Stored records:
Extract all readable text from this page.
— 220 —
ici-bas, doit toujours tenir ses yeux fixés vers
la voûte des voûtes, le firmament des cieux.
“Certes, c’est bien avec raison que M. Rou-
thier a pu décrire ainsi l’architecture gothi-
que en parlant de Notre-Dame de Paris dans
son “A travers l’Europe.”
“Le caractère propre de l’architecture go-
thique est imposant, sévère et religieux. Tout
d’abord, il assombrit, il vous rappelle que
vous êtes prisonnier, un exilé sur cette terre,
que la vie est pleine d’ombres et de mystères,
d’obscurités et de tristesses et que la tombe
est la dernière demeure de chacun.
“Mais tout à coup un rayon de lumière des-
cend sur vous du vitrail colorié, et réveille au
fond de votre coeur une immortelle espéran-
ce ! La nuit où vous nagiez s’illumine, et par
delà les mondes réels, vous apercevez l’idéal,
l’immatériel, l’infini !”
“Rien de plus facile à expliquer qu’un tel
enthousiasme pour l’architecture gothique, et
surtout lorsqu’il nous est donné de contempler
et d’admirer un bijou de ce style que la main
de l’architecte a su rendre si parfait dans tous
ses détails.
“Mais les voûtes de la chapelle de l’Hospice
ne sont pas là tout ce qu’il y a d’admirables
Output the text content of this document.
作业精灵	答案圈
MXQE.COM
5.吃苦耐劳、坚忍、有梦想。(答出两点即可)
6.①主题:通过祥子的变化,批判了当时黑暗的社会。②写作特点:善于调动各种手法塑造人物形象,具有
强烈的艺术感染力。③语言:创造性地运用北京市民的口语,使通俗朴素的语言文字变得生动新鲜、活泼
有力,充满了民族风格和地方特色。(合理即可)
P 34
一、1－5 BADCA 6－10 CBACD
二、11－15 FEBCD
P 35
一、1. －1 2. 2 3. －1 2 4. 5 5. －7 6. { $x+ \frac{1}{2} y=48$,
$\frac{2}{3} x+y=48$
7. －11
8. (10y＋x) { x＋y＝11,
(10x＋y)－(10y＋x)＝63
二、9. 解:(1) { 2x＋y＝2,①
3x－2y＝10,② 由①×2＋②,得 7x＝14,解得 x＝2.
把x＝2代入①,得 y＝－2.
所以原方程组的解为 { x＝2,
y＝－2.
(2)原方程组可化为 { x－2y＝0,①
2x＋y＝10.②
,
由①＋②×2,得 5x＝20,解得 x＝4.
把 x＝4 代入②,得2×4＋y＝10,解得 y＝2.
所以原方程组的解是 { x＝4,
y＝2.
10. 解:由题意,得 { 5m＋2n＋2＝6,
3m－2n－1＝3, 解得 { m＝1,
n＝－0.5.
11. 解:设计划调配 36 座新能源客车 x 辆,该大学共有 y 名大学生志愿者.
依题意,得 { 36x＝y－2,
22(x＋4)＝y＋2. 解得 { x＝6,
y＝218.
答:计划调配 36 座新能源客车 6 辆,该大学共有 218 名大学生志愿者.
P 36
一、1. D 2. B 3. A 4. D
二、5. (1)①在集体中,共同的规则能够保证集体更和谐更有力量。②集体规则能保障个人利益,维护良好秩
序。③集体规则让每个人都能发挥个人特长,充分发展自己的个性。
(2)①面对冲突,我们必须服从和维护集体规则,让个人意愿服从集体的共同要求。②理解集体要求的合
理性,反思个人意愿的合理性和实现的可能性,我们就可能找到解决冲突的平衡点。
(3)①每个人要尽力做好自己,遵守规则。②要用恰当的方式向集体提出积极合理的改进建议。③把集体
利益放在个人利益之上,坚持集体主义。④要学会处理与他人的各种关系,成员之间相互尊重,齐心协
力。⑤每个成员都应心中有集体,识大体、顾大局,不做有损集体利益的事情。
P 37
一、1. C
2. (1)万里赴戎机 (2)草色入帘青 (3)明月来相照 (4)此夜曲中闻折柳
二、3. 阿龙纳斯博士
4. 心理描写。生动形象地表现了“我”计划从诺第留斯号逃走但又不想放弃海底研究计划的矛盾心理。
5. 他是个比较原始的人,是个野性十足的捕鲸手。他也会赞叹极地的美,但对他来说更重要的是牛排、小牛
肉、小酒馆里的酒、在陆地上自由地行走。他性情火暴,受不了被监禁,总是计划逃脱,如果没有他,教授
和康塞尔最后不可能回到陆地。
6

> [SHORT EXERCISE]
Your task is to repeat each line of the material exactly.

> [REPLY TO THE TASK]
Extract all readable text from this page.
— 220 —
ici-bas, doit toujours tenir ses yeux fixés vers
la voûte des voûtes, le firmament des cieux.
“Certes, c’est bien avec raison que M. Rou-
thier a pu décrire ainsi l’architecture gothi-
que en parlant de Notre-Dame de Paris dans
son “A travers l’Europe.”
“Le caractère propre de l’architecture go-
thique est imposant, sévère et religieux. Tout
d’abord, il assombrit, il vous rappelle que
vous êtes prisonnier, un exilé sur cette terre,
que la vie est pleine d’ombres et de mystères,
d’obscurités et de tristesses et que la tombe
est la dernière demeure de chacun.
“Mais tout à coup un rayon de lumière des-
cend sur vous du vitrail colorié, et réveille au
fond de votre coeur une immortelle espéran-
ce ! La nuit où vous nagiez s’illumine, et par
delà les mondes réels, vous apercevez l’idéal,
l’immatériel, l’infini !”
“Rien de plus facile à expliquer qu’un tel
enthousiasme pour l’architecture gothique, et
surtout lorsqu’il nous est donné de contempler
et d’admirer un bijou de ce style que la main
de l’architecte a su rendre si parfait dans tous
ses détails.
“Mais les voûtes de la chapelle de l’Hospice
ne sont pas là tout ce qu’il y a d’admirables
Output the text content of this document.
作业精灵	答案圈
MXQE.COM
5.吃苦耐劳、坚忍、有梦想。(答出两点即可)
6.①主题:通过祥子的变化,批判了当时黑暗的社会。②写作特点:善于调动各种手法塑造人物形象,具有
强烈的艺术感染力。③语言:创造性地运用北京市民的口语,使通俗朴素的语言文字变得生动新鲜、活泼
有力,充满了民族风格和地方特色。(合理即可)
P 34
一、1－5 BADCA 6－10 CBACD
二、11－15 FEBCD
P 35
一、1. －1 2. 2 3. －1 2 4. 5 5. －7 6. { $x+ \frac{1}{2} y=48$,
$\frac{2}{3} x+y=48$
7. －11
8. (10y＋x) { x＋y＝11,
(10x＋y)－(10y＋x)＝63
二、9. 解:(1) { 2x＋y＝2,①
3x－2y＝10,② 由①×2＋②,得 7x＝14,解得 x＝2.
把x＝2代入①,得 y＝－2.
所以原方程组的解为 { x＝2,
y＝－2.
(2)原方程组可化为 { x－2y＝0,①
2x＋y＝10.②
,
由①＋②×2,得 5x＝20,解得 x＝4.
把 x＝4 代入②,得2×4＋y＝10,解得 y＝2.
所以原方程组的解是 { x＝4,
y＝2.
10. 解:由题意,得 { 5m＋2n＋2＝6,
3m－2n－1＝3, 解得 { m＝1,
n＝－0.5.
11. 解:设计划调配 36 座新能源客车 x 辆,该大学共有 y 名大学生志愿者.
依题意,得 { 36x＝y－2,
22(x＋4)＝y＋2. 解得 { x＝6,
y＝218.
答:计划调配 36 座新能源客车 6 辆,该大学共有 218 名大学生志愿者.
P 36
一、1. D 2. B 3. A 4. D
二、5. (1)①在集体中,共同的规则能够保证集体更和谐更有力量。②集体规则能保障个人利益,维护良好秩
序。③集体规则让每个人都能发挥个人特长,充分发展自己的个性。
(2)①面对冲突,我们必须服从和维护集体规则,让个人意愿服从集体的共同要求。②理解集体要求的合
理性,反思个人意愿的合理性和实现的可能性,我们就可能找到解决冲突的平衡点。
(3)①每个人要尽力做好自己,遵守规则。②要用恰当的方式向集体提出积极合理的改进建议。③把集体
利益放在个人利益之上,坚持集体主义。④要学会处理与他人的各种关系,成员之间相互尊重,齐心协
力。⑤每个成员都应心中有集体,识大体、顾大局,不做有损集体利益的事情。
P 37
一、1. C
2. (1)万里赴戎机 (2)草色入帘青 (3)明月来相照 (4)此夜曲中闻折柳
二、3. 阿龙纳斯博士
4. 心理描写。生动形象地表现了“我”计划从诺第留斯号逃走但又不想放弃海底研究计划的矛盾心理。
5. 他是个比较原始的人,是个野性十足的捕鲸手。他也会赞叹极地的美,但对他来说更重要的是牛排、小牛
肉、小酒馆里的酒、在陆地上自由地行走。他性情火暴,受不了被监禁,总是计划逃脱,如果没有他,教授
和康塞尔最后不可能回到陆地。
6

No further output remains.